◆ ФРАГМЕНТ ДОКУМЕНТА ◆
_ _ _ _ _ _ _

Она началась. Она предотвратит гибель, она откроет двери еще неслыханным достижениям, и те, кто начал ее, в день пятидесятилетия твоей смерти чтят тебя, навеки живой пророк!
ПУШКИН И НЕКРАСОВ
Статья к столетию со дня рождения Н. А. Некрасова. Впервые напечатана в «Известиях ВЦИК», № 273 за 1921 г. Позднее — в сборнике «Литературные силуэты».
Плеханов в своих недавно напечатанных воспоминаниях о похоронах Некрасова рассказывает замечательный в своем роде инцидент.
Над гробом, готовым опуститься в могилу, говорил Федор Достоевский, которого мы недавно чествовали. Достоевскому казалось, что он сделал величайшее усилие над собою, чтобы почтить покойного, сказав: «Он был не ниже Пушкина». Но целый хор молодых голосов из обступившей могилу толпы закричал: «Выше, выше!» Достоевской поморщился, но продолжал: «Не выше, но и не ниже Пушкина». И опять хор молодых голосов: «Выше, выше!» И за этим хором голосов стояло очень много сознательных элементов тогдашней России. К ним присоединились и другие голоса тогдашней народнической критики с ее великими корифеями.

_ _ _ _ _ _ _

◆ ПЕРЕЧЕНЬ ◆
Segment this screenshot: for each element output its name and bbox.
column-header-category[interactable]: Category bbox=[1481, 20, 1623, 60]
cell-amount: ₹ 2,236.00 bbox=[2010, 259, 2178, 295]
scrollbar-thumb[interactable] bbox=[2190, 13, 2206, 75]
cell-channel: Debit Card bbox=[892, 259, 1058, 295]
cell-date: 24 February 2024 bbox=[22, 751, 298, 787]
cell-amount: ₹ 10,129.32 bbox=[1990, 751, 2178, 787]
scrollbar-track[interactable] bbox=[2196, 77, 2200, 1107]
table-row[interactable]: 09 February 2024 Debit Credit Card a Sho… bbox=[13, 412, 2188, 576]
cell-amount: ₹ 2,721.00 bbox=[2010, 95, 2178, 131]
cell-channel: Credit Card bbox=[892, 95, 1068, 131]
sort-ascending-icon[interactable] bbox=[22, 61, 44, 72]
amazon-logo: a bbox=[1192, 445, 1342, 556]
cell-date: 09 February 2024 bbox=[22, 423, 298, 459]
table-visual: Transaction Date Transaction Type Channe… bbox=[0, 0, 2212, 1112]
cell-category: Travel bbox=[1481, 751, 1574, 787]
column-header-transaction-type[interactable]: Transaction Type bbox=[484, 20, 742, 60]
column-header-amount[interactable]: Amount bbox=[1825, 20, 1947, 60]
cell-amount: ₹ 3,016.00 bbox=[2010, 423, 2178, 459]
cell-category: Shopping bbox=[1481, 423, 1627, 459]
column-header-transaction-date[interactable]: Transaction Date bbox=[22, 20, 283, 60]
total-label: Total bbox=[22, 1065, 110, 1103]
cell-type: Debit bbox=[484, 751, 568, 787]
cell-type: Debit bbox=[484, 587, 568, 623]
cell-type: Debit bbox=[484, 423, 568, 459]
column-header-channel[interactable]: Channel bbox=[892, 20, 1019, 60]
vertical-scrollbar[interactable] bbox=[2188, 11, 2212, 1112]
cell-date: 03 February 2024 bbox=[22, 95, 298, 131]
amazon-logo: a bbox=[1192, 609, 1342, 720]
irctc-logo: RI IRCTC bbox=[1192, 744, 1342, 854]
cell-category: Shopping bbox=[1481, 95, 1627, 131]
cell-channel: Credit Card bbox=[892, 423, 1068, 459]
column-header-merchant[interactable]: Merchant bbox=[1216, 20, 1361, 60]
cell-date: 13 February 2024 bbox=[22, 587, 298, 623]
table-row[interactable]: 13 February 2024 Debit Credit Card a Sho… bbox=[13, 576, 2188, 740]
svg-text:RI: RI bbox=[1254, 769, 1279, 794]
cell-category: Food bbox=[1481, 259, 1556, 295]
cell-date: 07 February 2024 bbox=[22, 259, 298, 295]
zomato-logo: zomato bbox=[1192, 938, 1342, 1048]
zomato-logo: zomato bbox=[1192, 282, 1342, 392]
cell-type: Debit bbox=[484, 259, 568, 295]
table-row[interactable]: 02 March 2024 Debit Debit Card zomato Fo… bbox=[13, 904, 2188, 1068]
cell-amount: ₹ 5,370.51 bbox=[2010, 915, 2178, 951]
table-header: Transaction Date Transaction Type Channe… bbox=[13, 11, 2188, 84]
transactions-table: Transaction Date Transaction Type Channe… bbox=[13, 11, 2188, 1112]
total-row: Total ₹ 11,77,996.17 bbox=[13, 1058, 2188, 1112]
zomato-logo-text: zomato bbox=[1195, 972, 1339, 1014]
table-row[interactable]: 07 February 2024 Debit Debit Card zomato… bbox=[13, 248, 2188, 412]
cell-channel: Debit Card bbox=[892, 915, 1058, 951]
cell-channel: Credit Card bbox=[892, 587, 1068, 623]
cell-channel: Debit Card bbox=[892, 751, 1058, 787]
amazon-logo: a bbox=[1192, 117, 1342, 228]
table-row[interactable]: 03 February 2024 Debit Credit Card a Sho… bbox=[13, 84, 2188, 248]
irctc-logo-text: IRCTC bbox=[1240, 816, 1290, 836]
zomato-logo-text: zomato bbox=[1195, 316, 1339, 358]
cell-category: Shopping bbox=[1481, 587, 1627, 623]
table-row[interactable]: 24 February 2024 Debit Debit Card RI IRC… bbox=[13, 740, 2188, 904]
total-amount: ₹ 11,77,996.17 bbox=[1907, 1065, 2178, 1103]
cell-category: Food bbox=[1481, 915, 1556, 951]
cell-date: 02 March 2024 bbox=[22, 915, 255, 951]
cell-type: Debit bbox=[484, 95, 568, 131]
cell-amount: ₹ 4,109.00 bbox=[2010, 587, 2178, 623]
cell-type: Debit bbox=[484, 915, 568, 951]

_ _ _ _ _ _ _

◆ ВАША ЗАДАЧА ◆
Напишите продолжение статьи «Пушкин и Некрасов», начиная сразу после ее последнего приведенного предложения.

◆ ОТВЕТ НА ЗАДАНИЕ ◆
А между тем писатель, которого Достоевский считал немножко своим конкурентом и который разделял с ним честь и успех говорить речи о Пушкине на посвященном великому поэту торжестве, Тургенев презрительно отзывался о Некрасове, что «в его стихах поэзия и не ночевала».
Это вовсе не показывает, как изменчивы человеческие вкусы и что на вкус и цвет товарищей нет. Это показывает только, что различные группировки в человеческом обществе, имеющие разную классовую окраску, разно оценивают культурные факты.
Прошло, вероятно, безвозвратно то время, когда можно было относиться к пушкинской поэзии как к своего рода дворянской забаве, «приятной, как лимонад», но не имеющей большого социального значения. Мы уж все теперь знаем, что почти небрежное отношение к поэзии Пушкина нашей разночинной и революционно настроенной интеллигенции 60—70-х годов объяснялось напряженностью их гражданского самосознания и захватившей своей горячностью полемикой «детей и отцов».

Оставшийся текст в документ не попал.